Begin Records for the exercise
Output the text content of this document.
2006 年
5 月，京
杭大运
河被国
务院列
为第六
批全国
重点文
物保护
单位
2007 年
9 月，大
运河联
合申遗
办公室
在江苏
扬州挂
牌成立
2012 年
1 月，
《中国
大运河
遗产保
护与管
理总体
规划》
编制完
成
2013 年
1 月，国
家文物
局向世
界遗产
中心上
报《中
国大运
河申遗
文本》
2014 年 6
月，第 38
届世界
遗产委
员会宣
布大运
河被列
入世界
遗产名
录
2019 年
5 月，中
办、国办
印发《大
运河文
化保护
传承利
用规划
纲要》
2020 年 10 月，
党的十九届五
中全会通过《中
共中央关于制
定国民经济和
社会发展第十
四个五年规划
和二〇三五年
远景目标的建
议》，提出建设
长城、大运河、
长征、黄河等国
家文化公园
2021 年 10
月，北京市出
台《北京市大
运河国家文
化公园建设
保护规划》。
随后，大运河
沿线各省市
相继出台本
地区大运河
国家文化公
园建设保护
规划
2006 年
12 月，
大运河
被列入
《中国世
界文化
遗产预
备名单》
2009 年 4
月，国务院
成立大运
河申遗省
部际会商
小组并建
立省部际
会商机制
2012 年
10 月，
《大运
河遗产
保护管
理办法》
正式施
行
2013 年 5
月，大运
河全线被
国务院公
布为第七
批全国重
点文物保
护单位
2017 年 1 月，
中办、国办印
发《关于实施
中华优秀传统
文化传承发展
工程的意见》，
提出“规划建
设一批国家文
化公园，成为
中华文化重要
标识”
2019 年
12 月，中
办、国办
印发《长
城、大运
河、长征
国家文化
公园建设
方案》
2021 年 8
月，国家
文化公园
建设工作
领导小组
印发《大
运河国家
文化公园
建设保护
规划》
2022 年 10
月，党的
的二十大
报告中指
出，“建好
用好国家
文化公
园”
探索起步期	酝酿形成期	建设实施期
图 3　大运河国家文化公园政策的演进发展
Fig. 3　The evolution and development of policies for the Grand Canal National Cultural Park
End Records for the exercise
Begin Records for the exercise
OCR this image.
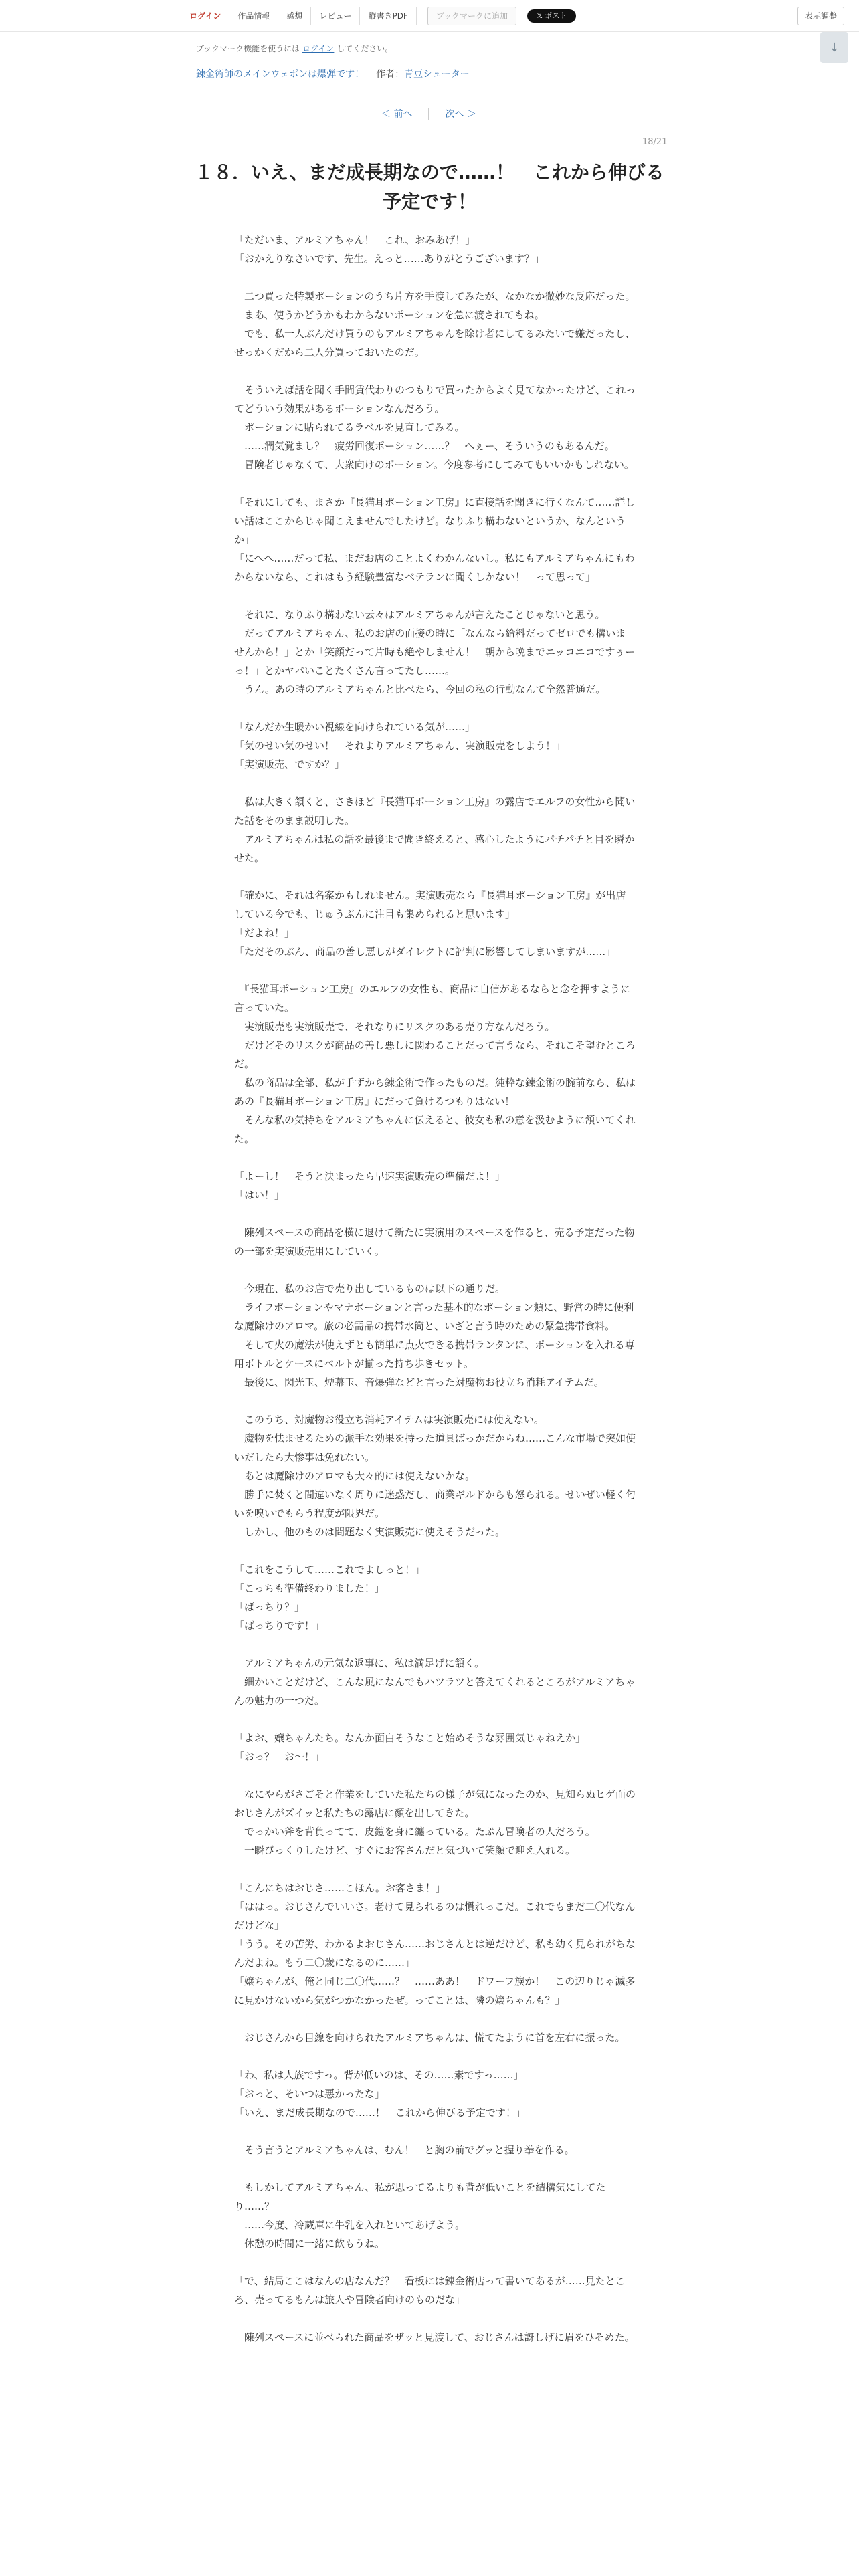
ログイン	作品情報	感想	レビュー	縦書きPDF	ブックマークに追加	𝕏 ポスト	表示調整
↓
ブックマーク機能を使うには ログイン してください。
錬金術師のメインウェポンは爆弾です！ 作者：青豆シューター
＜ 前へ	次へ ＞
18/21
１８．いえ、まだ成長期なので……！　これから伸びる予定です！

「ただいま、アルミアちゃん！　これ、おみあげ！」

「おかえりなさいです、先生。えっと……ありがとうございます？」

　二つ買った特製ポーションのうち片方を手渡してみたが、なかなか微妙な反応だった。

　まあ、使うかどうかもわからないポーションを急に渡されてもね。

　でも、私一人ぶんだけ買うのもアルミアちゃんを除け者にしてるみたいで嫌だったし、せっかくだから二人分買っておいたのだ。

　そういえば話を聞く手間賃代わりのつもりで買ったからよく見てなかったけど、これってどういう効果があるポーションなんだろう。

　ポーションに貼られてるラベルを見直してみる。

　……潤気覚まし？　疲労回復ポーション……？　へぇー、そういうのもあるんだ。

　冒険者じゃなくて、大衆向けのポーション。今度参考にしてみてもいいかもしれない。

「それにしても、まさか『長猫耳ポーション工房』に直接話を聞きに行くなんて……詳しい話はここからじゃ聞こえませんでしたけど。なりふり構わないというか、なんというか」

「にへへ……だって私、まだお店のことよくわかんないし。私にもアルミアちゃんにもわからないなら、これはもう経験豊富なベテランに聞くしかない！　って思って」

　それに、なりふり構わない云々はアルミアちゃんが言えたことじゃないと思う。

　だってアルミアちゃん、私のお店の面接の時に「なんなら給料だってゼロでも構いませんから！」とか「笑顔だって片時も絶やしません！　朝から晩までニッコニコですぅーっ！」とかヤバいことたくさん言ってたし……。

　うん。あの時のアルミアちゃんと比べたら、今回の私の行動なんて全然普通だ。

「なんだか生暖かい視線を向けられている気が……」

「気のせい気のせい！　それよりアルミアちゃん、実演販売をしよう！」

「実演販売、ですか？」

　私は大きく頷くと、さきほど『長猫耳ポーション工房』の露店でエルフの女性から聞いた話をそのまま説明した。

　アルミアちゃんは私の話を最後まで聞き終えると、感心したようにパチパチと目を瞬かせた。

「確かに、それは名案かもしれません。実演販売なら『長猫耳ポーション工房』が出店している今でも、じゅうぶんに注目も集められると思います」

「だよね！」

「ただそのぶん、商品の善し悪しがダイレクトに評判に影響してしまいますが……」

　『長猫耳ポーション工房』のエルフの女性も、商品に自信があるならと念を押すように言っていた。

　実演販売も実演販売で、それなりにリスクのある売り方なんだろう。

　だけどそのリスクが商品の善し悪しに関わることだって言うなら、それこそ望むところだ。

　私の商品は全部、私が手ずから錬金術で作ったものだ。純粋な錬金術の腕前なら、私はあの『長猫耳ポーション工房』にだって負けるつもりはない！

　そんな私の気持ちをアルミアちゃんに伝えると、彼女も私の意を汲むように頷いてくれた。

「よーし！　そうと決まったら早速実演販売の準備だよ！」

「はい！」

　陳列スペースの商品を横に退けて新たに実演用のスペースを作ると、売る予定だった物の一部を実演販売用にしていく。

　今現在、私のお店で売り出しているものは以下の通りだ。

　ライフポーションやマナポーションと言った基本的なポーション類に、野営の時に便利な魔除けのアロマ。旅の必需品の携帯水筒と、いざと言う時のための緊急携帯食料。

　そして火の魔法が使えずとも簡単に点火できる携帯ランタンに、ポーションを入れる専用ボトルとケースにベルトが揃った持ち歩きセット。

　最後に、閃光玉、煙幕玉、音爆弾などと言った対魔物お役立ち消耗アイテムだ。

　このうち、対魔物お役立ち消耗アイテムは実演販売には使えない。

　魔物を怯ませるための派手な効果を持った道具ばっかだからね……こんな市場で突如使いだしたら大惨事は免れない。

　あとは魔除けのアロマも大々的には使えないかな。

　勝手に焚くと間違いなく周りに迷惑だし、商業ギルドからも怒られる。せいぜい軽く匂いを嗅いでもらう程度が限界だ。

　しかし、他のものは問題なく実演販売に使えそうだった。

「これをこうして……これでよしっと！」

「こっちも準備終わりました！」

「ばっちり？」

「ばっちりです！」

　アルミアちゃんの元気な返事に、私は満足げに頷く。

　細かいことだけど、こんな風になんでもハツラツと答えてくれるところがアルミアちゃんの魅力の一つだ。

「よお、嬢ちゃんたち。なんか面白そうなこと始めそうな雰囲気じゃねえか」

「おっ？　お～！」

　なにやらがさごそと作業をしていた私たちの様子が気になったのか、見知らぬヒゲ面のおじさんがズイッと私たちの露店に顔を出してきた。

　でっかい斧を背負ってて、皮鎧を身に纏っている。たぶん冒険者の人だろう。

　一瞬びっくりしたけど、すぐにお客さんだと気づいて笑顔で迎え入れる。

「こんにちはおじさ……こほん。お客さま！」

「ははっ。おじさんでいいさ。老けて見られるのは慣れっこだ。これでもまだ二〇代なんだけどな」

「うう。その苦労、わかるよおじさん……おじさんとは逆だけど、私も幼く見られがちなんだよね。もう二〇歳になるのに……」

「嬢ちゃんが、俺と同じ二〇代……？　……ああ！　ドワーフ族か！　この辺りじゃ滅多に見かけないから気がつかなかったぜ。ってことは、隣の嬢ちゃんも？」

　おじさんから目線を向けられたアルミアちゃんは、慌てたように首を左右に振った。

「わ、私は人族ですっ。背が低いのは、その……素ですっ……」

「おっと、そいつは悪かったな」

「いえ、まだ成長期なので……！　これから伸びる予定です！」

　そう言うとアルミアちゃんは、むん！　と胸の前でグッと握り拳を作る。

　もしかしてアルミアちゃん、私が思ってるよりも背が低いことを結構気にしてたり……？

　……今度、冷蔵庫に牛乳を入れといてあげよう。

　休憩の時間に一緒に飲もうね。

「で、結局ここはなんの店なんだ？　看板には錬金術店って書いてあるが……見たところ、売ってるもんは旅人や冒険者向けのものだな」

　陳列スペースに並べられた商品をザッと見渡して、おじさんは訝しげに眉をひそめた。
End Records for the exercise
Begin Records for the exercise
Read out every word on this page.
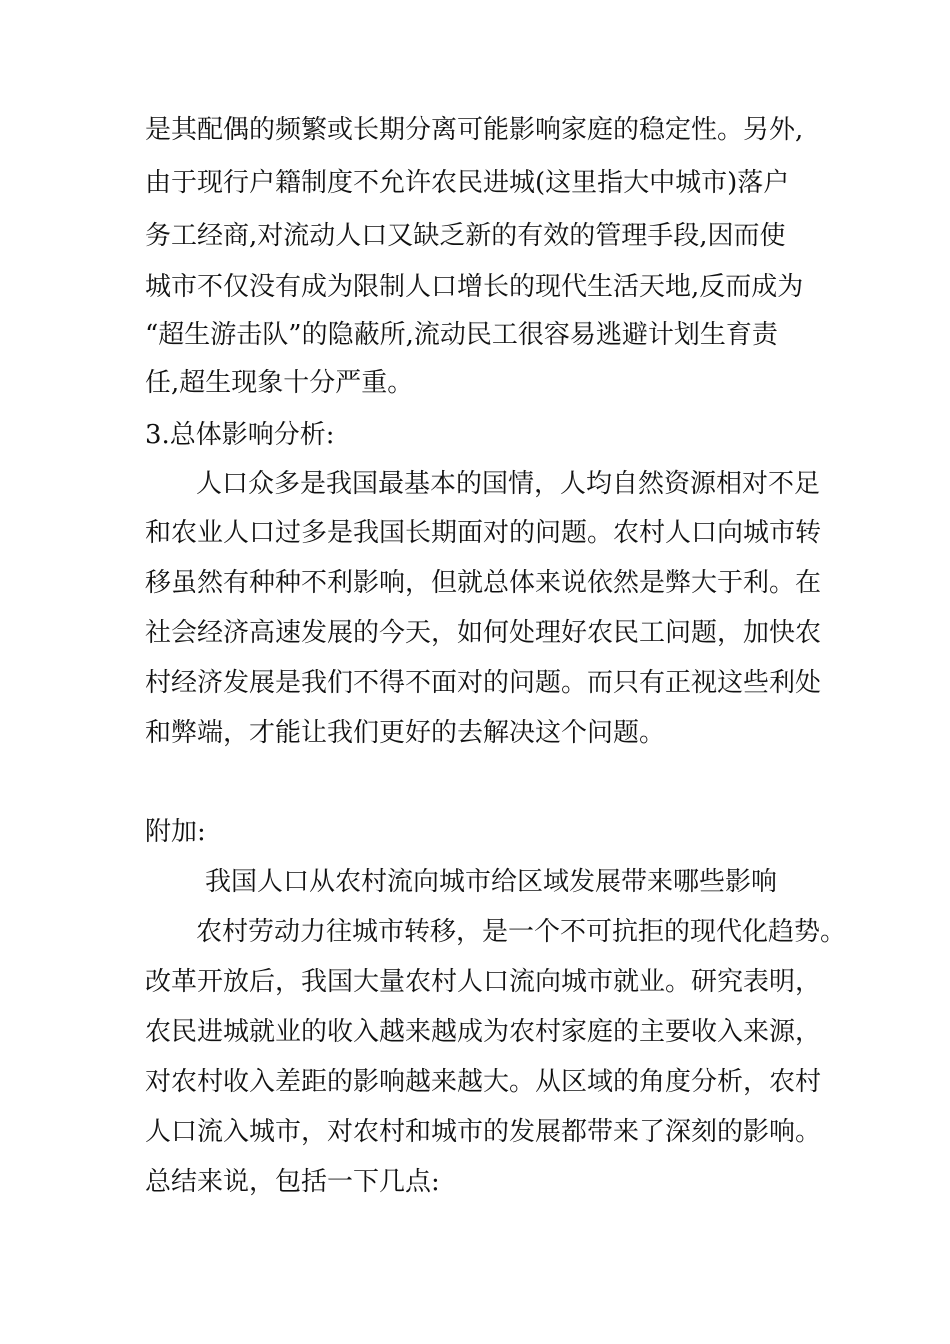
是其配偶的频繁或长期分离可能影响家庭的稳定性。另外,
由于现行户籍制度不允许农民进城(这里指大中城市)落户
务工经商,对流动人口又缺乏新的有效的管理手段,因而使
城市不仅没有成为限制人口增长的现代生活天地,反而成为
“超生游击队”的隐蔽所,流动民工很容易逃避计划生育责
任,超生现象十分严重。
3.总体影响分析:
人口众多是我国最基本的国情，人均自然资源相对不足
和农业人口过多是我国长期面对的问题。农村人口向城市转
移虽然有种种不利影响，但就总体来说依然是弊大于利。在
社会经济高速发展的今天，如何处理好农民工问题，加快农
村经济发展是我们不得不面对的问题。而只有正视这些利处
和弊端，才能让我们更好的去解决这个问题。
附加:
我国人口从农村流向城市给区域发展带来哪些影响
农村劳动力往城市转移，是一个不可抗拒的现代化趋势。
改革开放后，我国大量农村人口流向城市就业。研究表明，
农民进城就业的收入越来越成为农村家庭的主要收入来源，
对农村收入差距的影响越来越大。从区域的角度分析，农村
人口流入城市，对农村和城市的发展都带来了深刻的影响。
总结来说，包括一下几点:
End Records for the exercise
## [Description of the task]
Copy each line of the listing that contains the string "ログイン".

## [Task output]
ログイン	作品情報	感想	レビュー	縦書きPDF	ブックマークに追加	𝕏 ポスト	表示調整
ブックマーク機能を使うには ログイン してください。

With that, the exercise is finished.